Dataset items
-------------------------

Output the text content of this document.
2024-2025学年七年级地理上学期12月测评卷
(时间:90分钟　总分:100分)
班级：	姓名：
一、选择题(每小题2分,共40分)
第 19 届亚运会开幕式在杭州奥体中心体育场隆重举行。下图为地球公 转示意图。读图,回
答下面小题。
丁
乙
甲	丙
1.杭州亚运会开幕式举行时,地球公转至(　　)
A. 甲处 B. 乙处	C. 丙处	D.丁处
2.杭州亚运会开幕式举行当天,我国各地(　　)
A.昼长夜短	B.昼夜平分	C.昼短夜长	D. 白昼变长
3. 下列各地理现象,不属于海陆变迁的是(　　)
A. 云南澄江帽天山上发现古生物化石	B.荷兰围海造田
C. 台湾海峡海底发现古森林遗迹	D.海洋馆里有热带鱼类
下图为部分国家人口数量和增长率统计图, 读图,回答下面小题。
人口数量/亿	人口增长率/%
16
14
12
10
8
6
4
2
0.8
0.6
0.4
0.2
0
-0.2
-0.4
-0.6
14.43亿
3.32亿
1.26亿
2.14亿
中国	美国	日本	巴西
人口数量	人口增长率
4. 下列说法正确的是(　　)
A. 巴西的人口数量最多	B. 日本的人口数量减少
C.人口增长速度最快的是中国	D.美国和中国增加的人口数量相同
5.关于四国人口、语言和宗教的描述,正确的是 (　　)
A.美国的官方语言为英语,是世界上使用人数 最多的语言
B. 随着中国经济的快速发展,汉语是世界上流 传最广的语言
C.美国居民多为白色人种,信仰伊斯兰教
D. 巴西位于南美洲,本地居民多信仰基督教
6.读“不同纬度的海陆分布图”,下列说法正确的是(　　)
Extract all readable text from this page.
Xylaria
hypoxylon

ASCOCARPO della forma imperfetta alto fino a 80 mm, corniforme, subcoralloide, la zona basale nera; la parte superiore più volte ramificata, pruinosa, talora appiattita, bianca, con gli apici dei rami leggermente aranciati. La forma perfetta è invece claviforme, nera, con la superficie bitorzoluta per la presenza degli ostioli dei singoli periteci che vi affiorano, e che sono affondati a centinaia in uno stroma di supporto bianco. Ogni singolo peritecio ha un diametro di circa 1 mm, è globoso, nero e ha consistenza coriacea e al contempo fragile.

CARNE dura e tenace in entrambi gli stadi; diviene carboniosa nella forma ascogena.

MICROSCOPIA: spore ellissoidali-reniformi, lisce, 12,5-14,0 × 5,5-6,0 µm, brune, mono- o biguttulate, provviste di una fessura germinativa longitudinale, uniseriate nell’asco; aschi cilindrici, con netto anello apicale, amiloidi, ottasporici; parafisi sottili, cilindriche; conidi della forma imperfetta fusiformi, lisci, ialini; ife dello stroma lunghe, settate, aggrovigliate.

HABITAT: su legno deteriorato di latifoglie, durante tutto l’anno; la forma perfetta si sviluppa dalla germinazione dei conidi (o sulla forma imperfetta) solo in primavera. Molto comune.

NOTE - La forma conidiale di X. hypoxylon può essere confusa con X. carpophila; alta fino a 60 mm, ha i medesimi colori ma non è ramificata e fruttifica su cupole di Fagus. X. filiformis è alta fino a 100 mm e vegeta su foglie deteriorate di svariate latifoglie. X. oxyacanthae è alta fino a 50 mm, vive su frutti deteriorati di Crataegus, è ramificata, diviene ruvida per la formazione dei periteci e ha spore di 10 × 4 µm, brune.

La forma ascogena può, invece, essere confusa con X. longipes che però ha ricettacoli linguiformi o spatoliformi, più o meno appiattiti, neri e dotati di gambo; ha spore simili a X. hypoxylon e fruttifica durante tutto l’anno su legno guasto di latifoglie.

-------------------------

Give back the whole listing, word for word.

_REPLY:_
Output the text content of this document.
2024-2025学年七年级地理上学期12月测评卷
(时间:90分钟　总分:100分)
班级：	姓名：
一、选择题(每小题2分,共40分)
第 19 届亚运会开幕式在杭州奥体中心体育场隆重举行。下图为地球公 转示意图。读图,回
答下面小题。
丁
乙
甲	丙
1.杭州亚运会开幕式举行时,地球公转至(　　)
A. 甲处 B. 乙处	C. 丙处	D.丁处
2.杭州亚运会开幕式举行当天,我国各地(　　)
A.昼长夜短	B.昼夜平分	C.昼短夜长	D. 白昼变长
3. 下列各地理现象,不属于海陆变迁的是(　　)
A. 云南澄江帽天山上发现古生物化石	B.荷兰围海造田
C. 台湾海峡海底发现古森林遗迹	D.海洋馆里有热带鱼类
下图为部分国家人口数量和增长率统计图, 读图,回答下面小题。
人口数量/亿	人口增长率/%
16
14
12
10
8
6
4
2
0.8
0.6
0.4
0.2
0
-0.2
-0.4
-0.6
14.43亿
3.32亿
1.26亿
2.14亿
中国	美国	日本	巴西
人口数量	人口增长率
4. 下列说法正确的是(　　)
A. 巴西的人口数量最多	B. 日本的人口数量减少
C.人口增长速度最快的是中国	D.美国和中国增加的人口数量相同
5.关于四国人口、语言和宗教的描述,正确的是 (　　)
A.美国的官方语言为英语,是世界上使用人数 最多的语言
B. 随着中国经济的快速发展,汉语是世界上流 传最广的语言
C.美国居民多为白色人种,信仰伊斯兰教
D. 巴西位于南美洲,本地居民多信仰基督教
6.读“不同纬度的海陆分布图”,下列说法正确的是(　　)
Extract all readable text from this page.
Xylaria
hypoxylon

ASCOCARPO della forma imperfetta alto fino a 80 mm, corniforme, subcoralloide, la zona basale nera; la parte superiore più volte ramificata, pruinosa, talora appiattita, bianca, con gli apici dei rami leggermente aranciati. La forma perfetta è invece claviforme, nera, con la superficie bitorzoluta per la presenza degli ostioli dei singoli periteci che vi affiorano, e che sono affondati a centinaia in uno stroma di supporto bianco. Ogni singolo peritecio ha un diametro di circa 1 mm, è globoso, nero e ha consistenza coriacea e al contempo fragile.

CARNE dura e tenace in entrambi gli stadi; diviene carboniosa nella forma ascogena.

MICROSCOPIA: spore ellissoidali-reniformi, lisce, 12,5-14,0 × 5,5-6,0 µm, brune, mono- o biguttulate, provviste di una fessura germinativa longitudinale, uniseriate nell’asco; aschi cilindrici, con netto anello apicale, amiloidi, ottasporici; parafisi sottili, cilindriche; conidi della forma imperfetta fusiformi, lisci, ialini; ife dello stroma lunghe, settate, aggrovigliate.

HABITAT: su legno deteriorato di latifoglie, durante tutto l’anno; la forma perfetta si sviluppa dalla germinazione dei conidi (o sulla forma imperfetta) solo in primavera. Molto comune.

NOTE - La forma conidiale di X. hypoxylon può essere confusa con X. carpophila; alta fino a 60 mm, ha i medesimi colori ma non è ramificata e fruttifica su cupole di Fagus. X. filiformis è alta fino a 100 mm e vegeta su foglie deteriorate di svariate latifoglie. X. oxyacanthae è alta fino a 50 mm, vive su frutti deteriorati di Crataegus, è ramificata, diviene ruvida per la formazione dei periteci e ha spore di 10 × 4 µm, brune.

La forma ascogena può, invece, essere confusa con X. longipes che però ha ricettacoli linguiformi o spatoliformi, più o meno appiattiti, neri e dotati di gambo; ha spore simili a X. hypoxylon e fruttifica durante tutto l’anno su legno guasto di latifoglie.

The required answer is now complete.